(Stored data entries)

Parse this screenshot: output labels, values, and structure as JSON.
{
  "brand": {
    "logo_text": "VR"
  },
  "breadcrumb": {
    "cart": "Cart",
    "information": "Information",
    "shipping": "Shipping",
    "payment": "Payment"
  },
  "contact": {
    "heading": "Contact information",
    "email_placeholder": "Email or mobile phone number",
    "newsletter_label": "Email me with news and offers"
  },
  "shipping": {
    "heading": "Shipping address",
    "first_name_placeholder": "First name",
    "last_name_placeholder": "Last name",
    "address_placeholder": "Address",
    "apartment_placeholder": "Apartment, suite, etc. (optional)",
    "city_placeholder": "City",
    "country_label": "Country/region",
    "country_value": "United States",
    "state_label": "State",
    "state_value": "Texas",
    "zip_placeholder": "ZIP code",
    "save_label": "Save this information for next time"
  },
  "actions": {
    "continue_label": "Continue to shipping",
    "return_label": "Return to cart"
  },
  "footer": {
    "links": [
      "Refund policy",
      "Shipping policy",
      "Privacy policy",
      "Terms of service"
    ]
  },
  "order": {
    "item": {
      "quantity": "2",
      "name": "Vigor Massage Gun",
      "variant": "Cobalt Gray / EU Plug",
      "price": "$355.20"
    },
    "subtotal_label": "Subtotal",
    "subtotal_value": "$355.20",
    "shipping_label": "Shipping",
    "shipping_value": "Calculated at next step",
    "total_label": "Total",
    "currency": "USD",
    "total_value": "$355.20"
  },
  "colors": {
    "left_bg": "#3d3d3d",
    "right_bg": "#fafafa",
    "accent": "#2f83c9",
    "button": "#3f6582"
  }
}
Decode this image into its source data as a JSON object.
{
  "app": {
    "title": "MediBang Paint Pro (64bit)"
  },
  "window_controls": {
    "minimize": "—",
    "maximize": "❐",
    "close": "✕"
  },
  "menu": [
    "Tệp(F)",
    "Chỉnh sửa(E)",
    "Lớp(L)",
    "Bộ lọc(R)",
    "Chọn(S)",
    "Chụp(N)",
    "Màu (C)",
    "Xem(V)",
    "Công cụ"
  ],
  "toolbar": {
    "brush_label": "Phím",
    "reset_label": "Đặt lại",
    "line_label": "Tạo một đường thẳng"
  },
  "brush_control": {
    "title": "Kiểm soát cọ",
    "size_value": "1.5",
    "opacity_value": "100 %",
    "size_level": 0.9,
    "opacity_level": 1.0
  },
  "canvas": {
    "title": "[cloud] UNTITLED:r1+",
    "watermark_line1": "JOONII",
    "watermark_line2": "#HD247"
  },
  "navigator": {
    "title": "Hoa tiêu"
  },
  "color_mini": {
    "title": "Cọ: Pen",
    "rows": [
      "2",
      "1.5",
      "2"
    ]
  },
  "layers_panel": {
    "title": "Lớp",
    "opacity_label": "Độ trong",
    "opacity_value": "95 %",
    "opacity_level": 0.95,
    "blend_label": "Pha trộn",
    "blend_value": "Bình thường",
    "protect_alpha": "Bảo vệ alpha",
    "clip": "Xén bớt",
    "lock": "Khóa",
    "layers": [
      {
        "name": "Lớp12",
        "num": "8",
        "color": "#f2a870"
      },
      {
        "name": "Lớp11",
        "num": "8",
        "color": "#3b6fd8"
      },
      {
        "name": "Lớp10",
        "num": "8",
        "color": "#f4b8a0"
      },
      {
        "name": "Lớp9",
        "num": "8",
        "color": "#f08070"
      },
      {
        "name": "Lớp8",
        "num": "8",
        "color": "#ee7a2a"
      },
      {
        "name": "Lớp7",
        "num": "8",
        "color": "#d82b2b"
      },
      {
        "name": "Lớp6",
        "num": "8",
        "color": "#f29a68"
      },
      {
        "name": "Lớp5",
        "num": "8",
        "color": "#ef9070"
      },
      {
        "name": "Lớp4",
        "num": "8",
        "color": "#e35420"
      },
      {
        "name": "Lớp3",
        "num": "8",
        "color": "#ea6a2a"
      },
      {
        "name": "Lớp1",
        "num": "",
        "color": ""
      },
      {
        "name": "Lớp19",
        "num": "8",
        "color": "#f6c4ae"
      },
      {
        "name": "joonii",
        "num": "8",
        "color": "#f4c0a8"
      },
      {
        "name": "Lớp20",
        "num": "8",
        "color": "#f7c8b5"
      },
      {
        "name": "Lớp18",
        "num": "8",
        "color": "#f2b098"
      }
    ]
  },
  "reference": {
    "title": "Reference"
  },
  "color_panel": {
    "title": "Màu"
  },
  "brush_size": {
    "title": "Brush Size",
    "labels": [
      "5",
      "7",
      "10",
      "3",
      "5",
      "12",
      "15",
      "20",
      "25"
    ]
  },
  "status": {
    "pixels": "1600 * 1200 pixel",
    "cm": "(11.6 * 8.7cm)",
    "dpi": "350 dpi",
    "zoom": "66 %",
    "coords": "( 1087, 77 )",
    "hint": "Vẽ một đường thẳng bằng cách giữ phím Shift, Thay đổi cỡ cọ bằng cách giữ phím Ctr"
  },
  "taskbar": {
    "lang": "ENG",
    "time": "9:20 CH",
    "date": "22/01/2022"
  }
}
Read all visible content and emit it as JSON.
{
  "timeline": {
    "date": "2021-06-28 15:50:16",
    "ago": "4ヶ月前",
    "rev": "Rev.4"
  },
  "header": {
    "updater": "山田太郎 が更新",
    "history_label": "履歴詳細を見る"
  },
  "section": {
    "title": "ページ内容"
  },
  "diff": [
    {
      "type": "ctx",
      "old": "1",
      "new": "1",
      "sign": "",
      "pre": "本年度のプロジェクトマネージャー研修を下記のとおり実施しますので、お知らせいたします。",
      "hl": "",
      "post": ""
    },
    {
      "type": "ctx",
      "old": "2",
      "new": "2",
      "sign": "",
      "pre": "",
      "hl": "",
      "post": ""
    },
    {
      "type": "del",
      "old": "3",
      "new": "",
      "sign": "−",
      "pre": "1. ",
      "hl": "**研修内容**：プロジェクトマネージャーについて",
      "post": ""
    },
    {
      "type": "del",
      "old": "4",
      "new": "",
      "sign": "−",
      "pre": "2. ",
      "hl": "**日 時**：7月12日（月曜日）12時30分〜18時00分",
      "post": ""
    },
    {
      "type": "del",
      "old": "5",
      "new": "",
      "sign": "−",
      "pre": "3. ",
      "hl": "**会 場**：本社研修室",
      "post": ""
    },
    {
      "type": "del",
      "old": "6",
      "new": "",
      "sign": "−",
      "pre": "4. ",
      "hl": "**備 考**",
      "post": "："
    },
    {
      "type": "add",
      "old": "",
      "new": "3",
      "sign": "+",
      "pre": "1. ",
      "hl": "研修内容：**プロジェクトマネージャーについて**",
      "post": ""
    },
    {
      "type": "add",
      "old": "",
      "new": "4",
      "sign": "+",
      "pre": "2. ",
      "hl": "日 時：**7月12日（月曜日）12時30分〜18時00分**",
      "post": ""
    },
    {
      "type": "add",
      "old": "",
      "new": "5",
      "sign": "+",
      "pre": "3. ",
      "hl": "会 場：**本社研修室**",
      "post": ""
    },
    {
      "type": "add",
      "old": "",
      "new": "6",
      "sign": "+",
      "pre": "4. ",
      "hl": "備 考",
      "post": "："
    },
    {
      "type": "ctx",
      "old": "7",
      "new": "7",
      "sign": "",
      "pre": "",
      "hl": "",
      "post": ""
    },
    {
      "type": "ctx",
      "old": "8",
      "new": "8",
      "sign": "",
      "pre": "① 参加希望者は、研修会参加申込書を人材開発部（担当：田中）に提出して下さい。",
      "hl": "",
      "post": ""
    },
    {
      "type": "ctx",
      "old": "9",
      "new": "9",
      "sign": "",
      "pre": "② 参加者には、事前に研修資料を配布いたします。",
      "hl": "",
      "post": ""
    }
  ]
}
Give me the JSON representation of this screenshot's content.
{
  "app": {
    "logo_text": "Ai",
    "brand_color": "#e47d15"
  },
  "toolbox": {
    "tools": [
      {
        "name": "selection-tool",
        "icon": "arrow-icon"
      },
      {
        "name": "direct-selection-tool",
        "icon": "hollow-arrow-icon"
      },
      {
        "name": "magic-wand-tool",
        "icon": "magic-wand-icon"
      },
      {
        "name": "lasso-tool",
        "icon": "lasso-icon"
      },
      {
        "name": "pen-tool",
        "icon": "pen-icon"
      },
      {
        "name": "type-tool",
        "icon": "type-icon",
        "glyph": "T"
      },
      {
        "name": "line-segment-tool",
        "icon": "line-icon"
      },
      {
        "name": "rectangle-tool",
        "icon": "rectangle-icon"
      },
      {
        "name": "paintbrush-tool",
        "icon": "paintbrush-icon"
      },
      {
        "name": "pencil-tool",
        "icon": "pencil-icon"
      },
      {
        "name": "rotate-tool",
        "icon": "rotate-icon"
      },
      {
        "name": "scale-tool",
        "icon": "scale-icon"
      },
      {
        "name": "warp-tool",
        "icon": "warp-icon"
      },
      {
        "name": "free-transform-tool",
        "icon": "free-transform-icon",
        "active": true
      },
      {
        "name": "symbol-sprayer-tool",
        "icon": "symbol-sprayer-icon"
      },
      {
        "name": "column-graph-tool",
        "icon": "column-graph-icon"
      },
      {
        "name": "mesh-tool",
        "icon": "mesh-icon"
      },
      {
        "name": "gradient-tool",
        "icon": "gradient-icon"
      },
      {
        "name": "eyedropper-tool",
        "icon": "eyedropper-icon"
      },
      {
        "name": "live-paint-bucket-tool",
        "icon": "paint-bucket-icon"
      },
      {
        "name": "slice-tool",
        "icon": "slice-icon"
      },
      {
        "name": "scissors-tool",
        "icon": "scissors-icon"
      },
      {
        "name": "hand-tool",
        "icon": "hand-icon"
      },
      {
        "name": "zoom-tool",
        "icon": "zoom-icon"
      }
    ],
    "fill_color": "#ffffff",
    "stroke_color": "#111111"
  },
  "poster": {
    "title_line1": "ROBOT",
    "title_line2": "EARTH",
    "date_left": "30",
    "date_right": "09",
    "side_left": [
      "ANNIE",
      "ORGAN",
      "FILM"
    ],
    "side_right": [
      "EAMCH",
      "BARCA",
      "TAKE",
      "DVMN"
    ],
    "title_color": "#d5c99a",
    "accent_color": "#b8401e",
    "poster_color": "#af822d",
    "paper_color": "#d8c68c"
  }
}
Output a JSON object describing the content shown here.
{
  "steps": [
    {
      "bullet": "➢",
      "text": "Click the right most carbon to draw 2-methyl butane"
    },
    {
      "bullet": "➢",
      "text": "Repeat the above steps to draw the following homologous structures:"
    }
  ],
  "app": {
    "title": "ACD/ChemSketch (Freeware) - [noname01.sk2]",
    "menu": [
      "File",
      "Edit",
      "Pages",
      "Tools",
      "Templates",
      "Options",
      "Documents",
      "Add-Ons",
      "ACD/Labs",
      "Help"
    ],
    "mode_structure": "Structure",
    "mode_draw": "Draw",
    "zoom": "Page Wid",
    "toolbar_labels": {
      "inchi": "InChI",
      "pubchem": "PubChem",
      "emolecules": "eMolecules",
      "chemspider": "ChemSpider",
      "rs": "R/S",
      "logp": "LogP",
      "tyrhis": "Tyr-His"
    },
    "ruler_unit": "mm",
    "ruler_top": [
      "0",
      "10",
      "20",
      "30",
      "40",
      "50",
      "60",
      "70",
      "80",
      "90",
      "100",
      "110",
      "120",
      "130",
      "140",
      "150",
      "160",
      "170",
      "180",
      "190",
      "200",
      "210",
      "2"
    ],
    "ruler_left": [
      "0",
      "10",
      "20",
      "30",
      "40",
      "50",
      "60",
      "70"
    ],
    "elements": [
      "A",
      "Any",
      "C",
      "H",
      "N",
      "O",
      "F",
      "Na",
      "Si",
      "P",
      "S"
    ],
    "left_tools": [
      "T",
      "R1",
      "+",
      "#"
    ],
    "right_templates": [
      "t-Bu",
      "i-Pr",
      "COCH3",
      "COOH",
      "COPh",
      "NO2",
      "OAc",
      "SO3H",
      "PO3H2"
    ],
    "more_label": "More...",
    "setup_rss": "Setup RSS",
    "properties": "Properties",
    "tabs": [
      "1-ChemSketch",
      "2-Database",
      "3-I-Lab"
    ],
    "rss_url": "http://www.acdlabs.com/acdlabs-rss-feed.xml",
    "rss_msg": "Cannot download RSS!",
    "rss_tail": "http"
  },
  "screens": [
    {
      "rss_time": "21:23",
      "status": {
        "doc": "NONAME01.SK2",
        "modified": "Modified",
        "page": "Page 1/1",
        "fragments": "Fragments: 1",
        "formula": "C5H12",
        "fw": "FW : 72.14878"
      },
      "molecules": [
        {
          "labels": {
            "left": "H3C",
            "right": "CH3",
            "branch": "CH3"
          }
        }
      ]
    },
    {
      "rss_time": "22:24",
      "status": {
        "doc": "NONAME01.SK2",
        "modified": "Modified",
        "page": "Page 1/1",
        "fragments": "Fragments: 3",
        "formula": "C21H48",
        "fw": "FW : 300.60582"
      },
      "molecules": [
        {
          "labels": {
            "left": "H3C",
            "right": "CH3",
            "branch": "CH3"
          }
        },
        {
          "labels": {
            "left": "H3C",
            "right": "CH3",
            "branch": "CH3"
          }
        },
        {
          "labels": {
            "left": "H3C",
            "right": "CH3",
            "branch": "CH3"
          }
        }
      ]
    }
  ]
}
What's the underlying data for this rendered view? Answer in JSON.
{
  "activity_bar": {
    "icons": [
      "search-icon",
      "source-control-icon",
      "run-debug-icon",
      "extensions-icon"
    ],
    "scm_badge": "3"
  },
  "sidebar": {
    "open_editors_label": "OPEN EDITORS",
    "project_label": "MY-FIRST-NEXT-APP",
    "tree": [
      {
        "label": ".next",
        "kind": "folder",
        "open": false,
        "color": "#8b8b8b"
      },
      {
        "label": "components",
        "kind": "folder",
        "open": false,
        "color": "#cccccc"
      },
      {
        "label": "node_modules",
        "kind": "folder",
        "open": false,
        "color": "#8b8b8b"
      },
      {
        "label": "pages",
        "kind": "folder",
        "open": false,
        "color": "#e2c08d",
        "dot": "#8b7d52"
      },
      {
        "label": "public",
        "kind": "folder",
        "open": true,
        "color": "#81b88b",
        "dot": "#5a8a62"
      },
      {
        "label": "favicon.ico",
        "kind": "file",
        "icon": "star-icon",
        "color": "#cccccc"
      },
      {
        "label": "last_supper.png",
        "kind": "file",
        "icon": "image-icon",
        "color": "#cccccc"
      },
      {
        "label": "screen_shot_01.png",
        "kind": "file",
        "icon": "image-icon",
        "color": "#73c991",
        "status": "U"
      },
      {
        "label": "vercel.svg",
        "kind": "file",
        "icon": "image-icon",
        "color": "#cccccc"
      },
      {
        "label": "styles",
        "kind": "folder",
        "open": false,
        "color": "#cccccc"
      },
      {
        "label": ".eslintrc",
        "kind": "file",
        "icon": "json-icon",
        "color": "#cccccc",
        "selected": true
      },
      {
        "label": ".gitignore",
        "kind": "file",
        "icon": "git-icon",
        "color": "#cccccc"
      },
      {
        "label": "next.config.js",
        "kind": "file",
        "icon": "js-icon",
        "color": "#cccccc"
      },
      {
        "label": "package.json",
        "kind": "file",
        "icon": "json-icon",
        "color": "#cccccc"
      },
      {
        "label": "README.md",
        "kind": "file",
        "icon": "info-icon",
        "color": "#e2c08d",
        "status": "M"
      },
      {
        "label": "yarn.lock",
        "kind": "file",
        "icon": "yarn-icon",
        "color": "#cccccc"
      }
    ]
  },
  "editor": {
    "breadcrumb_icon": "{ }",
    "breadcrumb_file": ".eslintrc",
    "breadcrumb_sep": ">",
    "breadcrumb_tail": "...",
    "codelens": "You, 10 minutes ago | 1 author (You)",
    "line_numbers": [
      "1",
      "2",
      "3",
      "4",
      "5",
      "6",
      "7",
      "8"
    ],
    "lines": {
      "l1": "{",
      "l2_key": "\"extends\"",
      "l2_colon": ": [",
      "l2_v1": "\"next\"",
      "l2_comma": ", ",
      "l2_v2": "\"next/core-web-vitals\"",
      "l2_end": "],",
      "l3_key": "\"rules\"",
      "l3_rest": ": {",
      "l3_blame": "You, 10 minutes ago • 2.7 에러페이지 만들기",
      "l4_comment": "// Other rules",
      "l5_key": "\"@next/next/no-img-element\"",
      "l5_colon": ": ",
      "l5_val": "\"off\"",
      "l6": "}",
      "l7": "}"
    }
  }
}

Set exercise:
Write out each line of the data that holds the string "status".

Task result:
  "status": {
      "status": {
      "status": {
        "status": "U"
        "status": "M"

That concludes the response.